Data for processing:
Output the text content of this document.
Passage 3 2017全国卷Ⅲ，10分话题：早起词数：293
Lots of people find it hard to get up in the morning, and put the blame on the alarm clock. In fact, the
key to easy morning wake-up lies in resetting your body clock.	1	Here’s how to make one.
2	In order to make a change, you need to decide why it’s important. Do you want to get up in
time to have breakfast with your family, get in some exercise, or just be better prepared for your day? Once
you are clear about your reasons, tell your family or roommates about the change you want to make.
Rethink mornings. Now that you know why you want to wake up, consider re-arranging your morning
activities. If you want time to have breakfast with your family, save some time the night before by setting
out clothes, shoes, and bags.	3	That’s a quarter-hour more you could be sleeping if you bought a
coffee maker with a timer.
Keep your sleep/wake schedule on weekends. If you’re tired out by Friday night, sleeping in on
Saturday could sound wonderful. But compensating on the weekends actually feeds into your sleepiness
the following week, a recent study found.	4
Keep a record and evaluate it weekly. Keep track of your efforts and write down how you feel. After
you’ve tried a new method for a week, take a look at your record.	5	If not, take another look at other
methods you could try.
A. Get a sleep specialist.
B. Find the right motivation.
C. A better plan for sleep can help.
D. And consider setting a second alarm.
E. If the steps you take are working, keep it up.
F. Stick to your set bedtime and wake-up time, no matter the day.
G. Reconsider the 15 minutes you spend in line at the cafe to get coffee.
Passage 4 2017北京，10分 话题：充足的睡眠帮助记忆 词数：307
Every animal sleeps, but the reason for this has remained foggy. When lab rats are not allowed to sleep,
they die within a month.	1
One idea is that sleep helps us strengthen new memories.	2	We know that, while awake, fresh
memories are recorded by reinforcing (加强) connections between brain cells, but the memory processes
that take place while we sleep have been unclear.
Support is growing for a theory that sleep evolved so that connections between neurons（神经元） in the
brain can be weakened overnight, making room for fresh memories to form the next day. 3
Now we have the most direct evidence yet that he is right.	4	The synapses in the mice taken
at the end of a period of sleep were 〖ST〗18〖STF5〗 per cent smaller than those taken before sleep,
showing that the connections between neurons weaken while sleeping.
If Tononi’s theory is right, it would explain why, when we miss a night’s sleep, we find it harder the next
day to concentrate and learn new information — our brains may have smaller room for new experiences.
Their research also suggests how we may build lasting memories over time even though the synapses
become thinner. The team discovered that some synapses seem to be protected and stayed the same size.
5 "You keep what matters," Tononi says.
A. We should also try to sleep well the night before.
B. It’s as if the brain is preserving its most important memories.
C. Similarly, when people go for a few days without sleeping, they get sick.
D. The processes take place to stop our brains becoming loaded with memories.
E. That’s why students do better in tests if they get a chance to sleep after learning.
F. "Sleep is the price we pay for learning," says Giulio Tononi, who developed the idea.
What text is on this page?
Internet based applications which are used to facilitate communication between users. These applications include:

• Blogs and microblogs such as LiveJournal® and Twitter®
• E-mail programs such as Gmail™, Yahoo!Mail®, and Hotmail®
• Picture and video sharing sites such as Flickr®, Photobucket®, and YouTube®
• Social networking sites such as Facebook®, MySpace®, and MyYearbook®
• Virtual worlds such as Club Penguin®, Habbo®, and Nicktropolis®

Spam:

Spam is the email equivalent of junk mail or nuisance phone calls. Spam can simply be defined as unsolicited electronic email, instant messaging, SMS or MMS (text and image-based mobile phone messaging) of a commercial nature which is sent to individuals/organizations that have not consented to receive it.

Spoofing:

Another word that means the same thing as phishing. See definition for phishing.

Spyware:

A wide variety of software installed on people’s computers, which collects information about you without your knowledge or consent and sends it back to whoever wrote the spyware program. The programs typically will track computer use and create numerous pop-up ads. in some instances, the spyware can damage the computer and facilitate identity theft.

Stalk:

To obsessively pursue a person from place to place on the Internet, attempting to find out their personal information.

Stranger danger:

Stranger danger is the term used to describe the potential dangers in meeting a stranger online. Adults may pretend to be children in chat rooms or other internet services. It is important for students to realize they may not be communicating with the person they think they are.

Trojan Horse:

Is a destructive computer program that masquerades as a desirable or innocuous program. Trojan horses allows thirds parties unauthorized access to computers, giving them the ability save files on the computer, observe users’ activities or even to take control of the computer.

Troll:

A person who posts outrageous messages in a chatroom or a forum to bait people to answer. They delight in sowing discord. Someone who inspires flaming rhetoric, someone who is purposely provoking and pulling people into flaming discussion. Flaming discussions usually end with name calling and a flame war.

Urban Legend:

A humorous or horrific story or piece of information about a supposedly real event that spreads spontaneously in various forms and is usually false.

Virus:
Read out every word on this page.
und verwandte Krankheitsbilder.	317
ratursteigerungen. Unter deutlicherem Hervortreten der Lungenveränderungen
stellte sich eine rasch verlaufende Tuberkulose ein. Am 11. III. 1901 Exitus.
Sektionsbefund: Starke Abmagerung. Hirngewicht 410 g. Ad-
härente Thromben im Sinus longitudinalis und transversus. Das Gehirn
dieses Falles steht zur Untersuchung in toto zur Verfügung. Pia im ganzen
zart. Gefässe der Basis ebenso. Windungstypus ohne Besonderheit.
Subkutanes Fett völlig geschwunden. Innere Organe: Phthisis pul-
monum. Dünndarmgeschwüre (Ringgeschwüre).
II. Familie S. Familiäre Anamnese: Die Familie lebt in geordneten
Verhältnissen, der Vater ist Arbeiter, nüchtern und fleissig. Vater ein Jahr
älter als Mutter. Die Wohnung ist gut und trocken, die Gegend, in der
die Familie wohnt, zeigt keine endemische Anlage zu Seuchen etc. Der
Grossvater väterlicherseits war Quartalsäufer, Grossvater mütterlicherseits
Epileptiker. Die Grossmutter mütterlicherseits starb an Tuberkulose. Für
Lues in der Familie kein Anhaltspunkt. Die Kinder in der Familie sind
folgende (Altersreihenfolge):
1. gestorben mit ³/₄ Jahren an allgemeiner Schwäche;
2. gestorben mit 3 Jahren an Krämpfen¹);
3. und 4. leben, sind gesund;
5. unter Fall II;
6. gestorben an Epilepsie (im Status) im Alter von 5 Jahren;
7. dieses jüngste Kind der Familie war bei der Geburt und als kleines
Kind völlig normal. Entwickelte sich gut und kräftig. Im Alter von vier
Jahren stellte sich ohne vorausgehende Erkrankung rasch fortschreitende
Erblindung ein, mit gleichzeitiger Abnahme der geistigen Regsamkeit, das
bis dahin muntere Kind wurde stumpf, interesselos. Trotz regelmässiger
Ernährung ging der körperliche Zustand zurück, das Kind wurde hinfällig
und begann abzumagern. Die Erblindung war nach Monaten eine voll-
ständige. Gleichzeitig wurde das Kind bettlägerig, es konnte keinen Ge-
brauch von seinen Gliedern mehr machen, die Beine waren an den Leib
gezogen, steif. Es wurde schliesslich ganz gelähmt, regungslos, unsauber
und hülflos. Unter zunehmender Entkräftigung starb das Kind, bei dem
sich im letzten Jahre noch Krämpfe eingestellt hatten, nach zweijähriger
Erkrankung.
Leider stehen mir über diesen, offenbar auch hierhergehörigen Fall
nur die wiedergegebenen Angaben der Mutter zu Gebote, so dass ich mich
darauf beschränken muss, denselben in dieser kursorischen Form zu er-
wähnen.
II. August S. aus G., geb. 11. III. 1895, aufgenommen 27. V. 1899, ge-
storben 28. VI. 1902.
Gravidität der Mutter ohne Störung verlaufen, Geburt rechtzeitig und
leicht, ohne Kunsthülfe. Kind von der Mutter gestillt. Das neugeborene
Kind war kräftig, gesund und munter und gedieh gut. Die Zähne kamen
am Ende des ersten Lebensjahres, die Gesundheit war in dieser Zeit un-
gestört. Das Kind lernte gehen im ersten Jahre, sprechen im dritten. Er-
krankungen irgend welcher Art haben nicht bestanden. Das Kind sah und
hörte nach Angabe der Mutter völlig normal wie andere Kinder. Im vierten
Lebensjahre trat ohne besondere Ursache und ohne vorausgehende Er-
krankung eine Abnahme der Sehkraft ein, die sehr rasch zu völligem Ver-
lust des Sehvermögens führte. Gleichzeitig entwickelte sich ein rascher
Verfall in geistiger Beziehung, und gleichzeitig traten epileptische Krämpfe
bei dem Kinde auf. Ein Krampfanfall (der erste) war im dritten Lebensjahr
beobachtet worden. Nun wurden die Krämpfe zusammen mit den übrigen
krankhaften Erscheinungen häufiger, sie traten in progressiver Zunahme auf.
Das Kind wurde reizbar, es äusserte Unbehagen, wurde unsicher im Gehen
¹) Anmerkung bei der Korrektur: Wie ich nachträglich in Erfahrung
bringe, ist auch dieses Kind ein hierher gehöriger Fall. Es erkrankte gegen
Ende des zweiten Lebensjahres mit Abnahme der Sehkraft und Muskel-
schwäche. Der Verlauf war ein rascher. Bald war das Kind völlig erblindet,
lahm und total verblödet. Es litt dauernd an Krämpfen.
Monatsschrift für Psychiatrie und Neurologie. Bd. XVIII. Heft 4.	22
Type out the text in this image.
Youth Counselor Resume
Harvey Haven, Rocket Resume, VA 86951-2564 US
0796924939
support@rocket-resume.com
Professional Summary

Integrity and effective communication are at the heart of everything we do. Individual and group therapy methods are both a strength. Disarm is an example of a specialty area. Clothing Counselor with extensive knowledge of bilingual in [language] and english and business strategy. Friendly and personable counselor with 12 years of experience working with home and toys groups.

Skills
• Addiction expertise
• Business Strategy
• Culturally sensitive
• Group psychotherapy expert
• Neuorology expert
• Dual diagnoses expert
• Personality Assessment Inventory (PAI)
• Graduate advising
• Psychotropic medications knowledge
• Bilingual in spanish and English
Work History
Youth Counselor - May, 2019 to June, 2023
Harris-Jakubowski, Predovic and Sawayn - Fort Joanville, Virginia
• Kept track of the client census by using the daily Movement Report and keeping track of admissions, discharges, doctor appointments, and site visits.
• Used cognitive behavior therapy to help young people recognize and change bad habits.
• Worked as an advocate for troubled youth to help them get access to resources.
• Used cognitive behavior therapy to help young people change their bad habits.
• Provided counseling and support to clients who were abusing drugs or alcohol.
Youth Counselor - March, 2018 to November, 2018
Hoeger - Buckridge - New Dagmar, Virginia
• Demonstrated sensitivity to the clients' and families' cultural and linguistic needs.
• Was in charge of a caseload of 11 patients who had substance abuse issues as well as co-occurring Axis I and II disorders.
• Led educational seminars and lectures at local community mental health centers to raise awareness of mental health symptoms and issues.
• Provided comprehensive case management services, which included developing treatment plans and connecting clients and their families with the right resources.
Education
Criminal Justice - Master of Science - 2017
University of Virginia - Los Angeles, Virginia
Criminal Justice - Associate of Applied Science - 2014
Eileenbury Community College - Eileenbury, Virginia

Problem statement: Where a line of the records holds the word "sleeping", copy that line.

Reply to the exercise:
out clothes, shoes, and bags.	3	That’s a quarter-hour more you could be sleeping if you bought a
Keep your sleep/wake schedule on weekends. If you’re tired out by Friday night, sleeping in on
showing that the connections between neurons weaken while sleeping.
C. Similarly, when people go for a few days without sleeping, they get sick.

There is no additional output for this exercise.